Which lines contain the string "source"? Please list every one of them.

## begin ENTRIES SHOWN

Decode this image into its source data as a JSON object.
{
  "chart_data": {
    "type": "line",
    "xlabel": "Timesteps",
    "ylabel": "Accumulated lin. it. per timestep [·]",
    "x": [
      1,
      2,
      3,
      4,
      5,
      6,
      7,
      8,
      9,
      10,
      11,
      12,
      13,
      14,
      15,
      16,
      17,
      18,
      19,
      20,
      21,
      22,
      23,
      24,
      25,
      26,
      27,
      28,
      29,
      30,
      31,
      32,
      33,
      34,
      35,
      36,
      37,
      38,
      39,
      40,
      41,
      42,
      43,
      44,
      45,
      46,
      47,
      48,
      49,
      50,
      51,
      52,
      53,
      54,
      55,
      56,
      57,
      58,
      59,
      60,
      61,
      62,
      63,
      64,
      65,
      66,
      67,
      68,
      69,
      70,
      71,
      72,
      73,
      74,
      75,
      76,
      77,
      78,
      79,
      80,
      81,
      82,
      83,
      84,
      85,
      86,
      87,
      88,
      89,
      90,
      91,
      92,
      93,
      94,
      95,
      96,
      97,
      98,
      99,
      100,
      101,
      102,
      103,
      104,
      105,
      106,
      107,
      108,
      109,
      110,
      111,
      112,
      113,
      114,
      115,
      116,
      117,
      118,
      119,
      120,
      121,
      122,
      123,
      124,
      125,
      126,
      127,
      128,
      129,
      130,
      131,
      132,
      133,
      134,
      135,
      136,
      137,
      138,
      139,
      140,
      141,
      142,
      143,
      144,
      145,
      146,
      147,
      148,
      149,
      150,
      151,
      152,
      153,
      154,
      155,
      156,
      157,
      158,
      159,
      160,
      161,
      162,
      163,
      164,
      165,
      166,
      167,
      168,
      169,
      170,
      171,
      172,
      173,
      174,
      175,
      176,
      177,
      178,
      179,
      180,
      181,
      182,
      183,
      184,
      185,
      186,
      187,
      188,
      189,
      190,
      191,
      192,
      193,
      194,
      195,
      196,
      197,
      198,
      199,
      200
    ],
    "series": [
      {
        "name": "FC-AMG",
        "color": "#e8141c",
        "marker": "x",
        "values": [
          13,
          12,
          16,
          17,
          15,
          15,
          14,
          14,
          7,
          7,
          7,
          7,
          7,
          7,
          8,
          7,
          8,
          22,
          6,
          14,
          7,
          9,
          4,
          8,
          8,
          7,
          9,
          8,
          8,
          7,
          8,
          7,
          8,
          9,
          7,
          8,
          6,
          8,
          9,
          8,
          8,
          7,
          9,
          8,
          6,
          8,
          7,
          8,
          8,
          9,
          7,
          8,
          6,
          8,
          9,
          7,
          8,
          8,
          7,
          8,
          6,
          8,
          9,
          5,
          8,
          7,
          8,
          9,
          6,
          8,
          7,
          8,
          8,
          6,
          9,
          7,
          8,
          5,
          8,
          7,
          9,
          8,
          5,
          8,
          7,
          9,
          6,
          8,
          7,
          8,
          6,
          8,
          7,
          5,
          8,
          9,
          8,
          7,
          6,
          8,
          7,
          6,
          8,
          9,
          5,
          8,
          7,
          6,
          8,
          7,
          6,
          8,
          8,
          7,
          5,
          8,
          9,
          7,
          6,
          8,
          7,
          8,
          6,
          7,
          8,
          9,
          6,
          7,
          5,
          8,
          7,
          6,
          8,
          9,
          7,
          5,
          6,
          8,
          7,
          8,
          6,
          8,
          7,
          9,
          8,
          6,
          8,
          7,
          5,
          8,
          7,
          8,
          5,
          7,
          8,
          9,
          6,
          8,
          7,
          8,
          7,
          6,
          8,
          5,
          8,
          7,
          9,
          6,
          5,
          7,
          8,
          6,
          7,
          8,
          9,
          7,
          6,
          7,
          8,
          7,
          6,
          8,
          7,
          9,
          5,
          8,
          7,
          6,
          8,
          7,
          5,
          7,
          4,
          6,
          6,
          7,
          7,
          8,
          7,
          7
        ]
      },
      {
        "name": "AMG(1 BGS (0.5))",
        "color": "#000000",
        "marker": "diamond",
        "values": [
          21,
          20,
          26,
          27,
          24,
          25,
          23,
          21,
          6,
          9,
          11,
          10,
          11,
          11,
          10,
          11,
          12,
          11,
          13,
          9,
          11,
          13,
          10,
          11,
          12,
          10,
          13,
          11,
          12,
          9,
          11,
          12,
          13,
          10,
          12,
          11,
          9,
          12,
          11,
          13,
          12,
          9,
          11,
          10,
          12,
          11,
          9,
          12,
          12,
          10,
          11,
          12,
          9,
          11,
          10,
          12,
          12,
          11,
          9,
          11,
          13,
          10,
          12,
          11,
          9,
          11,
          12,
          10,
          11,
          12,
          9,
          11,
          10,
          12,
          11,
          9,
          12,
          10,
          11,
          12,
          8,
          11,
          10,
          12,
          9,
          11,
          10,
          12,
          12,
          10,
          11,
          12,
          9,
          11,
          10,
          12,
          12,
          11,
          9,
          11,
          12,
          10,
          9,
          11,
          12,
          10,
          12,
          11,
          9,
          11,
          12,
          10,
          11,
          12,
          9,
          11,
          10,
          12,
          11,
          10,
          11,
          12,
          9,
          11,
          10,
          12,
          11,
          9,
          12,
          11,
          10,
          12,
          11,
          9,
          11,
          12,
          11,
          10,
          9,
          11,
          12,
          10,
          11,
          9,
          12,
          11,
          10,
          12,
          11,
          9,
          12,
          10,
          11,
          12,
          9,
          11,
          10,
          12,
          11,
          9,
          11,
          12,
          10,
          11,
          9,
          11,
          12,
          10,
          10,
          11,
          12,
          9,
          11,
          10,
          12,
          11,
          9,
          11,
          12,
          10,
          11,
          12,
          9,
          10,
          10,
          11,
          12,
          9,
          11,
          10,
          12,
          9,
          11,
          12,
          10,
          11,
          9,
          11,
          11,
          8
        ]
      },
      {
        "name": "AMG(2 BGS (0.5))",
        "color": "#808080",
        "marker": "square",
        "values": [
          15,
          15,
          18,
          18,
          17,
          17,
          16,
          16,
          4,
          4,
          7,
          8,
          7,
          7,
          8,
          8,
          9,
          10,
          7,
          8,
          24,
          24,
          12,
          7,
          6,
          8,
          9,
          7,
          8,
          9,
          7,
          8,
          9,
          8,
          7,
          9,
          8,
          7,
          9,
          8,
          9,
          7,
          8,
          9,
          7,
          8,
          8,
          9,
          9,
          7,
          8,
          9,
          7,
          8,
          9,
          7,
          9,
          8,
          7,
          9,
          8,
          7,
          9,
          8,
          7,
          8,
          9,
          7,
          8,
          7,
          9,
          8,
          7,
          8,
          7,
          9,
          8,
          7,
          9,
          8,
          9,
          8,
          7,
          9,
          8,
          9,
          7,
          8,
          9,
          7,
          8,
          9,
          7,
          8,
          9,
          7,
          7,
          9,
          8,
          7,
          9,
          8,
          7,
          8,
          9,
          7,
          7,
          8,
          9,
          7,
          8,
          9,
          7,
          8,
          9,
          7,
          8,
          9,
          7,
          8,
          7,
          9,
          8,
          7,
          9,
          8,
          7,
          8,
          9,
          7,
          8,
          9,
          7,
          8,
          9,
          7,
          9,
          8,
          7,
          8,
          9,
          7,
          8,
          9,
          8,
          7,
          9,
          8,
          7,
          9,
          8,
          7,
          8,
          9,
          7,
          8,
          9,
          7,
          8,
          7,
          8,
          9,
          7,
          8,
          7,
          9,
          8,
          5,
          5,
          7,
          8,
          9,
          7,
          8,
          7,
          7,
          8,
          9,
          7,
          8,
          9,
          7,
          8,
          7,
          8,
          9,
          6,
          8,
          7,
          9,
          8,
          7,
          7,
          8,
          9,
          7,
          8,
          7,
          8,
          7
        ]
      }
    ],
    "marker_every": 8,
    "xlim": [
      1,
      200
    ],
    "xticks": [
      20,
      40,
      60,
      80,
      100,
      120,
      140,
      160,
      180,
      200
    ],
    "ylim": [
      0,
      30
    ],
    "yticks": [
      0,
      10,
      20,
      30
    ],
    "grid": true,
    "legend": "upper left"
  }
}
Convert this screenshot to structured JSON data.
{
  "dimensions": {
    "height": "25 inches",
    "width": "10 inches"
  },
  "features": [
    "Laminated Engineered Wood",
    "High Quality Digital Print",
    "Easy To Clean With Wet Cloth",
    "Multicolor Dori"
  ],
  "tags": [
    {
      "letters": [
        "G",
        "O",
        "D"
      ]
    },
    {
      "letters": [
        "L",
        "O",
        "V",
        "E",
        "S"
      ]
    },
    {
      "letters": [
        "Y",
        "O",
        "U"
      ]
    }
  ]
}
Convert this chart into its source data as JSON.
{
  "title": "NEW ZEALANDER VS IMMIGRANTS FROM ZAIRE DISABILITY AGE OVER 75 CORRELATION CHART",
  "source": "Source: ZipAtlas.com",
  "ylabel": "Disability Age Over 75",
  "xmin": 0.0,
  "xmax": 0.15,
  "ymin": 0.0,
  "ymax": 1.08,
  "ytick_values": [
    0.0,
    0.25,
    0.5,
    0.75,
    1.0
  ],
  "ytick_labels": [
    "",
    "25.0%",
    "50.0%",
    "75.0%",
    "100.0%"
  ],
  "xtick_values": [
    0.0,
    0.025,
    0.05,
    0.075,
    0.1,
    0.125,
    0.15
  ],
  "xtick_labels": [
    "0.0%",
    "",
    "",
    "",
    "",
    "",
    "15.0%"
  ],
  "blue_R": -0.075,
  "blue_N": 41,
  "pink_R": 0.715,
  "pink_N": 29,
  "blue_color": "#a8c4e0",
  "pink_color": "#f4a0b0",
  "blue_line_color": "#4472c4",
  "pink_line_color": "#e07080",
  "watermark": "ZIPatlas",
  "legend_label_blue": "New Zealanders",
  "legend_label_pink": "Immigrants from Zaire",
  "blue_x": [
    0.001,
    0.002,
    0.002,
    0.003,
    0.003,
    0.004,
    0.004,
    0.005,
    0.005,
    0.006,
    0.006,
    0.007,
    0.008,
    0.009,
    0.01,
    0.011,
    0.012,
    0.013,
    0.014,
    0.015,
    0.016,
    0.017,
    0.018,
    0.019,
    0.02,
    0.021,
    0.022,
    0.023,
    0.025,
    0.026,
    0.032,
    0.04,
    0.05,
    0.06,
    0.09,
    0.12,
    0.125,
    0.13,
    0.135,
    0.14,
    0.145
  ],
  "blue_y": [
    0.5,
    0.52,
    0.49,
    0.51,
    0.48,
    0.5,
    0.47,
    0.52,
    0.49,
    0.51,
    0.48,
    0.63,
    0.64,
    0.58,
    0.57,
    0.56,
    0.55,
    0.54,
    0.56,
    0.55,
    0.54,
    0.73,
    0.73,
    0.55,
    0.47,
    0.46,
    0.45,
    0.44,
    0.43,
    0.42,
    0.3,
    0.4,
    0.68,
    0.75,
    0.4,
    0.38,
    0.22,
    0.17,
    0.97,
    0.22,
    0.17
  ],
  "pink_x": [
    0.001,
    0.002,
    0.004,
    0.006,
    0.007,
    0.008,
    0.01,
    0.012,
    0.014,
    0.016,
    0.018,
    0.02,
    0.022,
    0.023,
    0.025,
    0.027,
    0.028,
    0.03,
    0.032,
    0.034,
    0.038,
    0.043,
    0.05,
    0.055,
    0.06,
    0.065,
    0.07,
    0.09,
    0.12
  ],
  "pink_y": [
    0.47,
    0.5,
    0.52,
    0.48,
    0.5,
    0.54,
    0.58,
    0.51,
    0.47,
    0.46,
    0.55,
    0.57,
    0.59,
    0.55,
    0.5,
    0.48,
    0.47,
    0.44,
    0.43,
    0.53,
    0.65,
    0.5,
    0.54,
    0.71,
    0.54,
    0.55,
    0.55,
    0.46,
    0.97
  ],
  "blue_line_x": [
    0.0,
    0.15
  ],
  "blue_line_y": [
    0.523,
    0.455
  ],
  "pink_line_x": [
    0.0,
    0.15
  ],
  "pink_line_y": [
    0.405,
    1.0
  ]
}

## end ENTRIES SHOWN

THE SOLUTION:
Decode this image into its source data as a JSON object.
Convert this chart into its source data as JSON.
  "source": "Source: ZipAtlas.com",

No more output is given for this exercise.